## The task
Quote the records below in full, exactly as given, with the images taken out.

## Data listing
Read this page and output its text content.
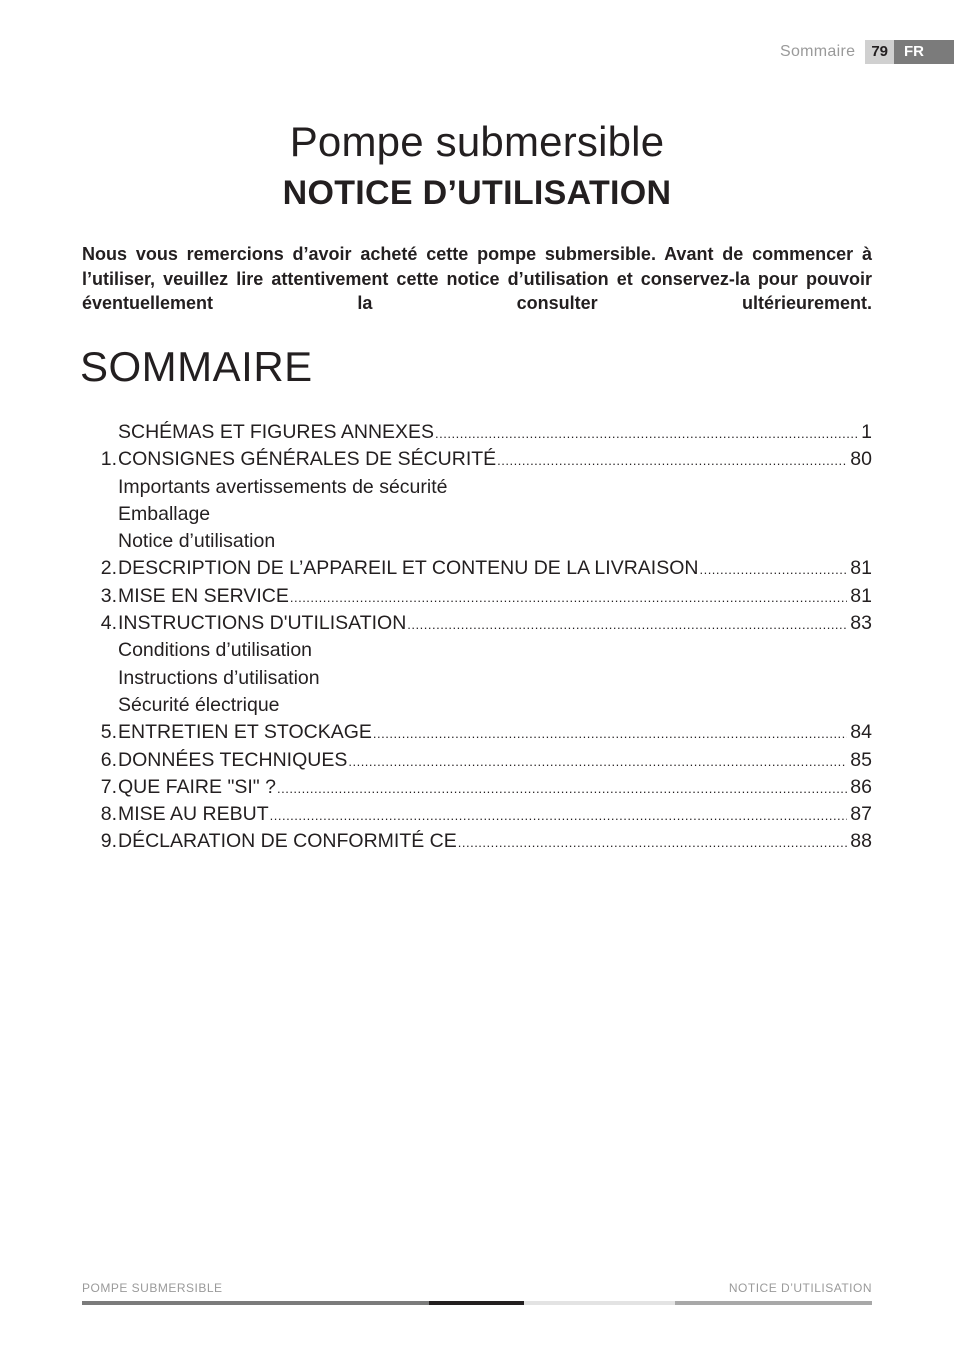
Sommaire	79	FR
Pompe submersible
NOTICE D’UTILISATION

Nous vous remercions d’avoir acheté cette pompe submersible. Avant de commencer à l’utiliser, veuillez lire attentivement cette notice d’utilisation et conservez-la pour pouvoir éventuellement la consulter ultérieurement.

SOMMAIRE
SCHÉMAS ET FIGURES ANNEXES .....	1
1. CONSIGNES GÉNÉRALES DE SÉCURITÉ .....	80
Importants avertissements de sécurité
Emballage
Notice d’utilisation
2. DESCRIPTION DE L’APPAREIL ET CONTENU DE LA LIVRAISON .....	81
3. MISE EN SERVICE .....	81
4. INSTRUCTIONS D'UTILISATION .....	83
Conditions d’utilisation
Instructions d’utilisation
Sécurité électrique
5. ENTRETIEN ET STOCKAGE .....	84
6. DONNÉES TECHNIQUES .....	85
7. QUE FAIRE "SI" ? .....	86
8. MISE AU REBUT .....	87
9. DÉCLARATION DE CONFORMITÉ CE .....	88
POMPE SUBMERSIBLE	NOTICE D’UTILISATION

## Response to the task
Read this page and output its text content.
Sommaire	79	FR
Pompe submersible
NOTICE D’UTILISATION

Nous vous remercions d’avoir acheté cette pompe submersible. Avant de commencer à l’utiliser, veuillez lire attentivement cette notice d’utilisation et conservez-la pour pouvoir éventuellement la consulter ultérieurement.

SOMMAIRE
SCHÉMAS ET FIGURES ANNEXES .....	1
1. CONSIGNES GÉNÉRALES DE SÉCURITÉ .....	80
Importants avertissements de sécurité
Emballage
Notice d’utilisation
2. DESCRIPTION DE L’APPAREIL ET CONTENU DE LA LIVRAISON .....	81
3. MISE EN SERVICE .....	81
4. INSTRUCTIONS D'UTILISATION .....	83
Conditions d’utilisation
Instructions d’utilisation
Sécurité électrique
5. ENTRETIEN ET STOCKAGE .....	84
6. DONNÉES TECHNIQUES .....	85
7. QUE FAIRE "SI" ? .....	86
8. MISE AU REBUT .....	87
9. DÉCLARATION DE CONFORMITÉ CE .....	88
POMPE SUBMERSIBLE	NOTICE D’UTILISATION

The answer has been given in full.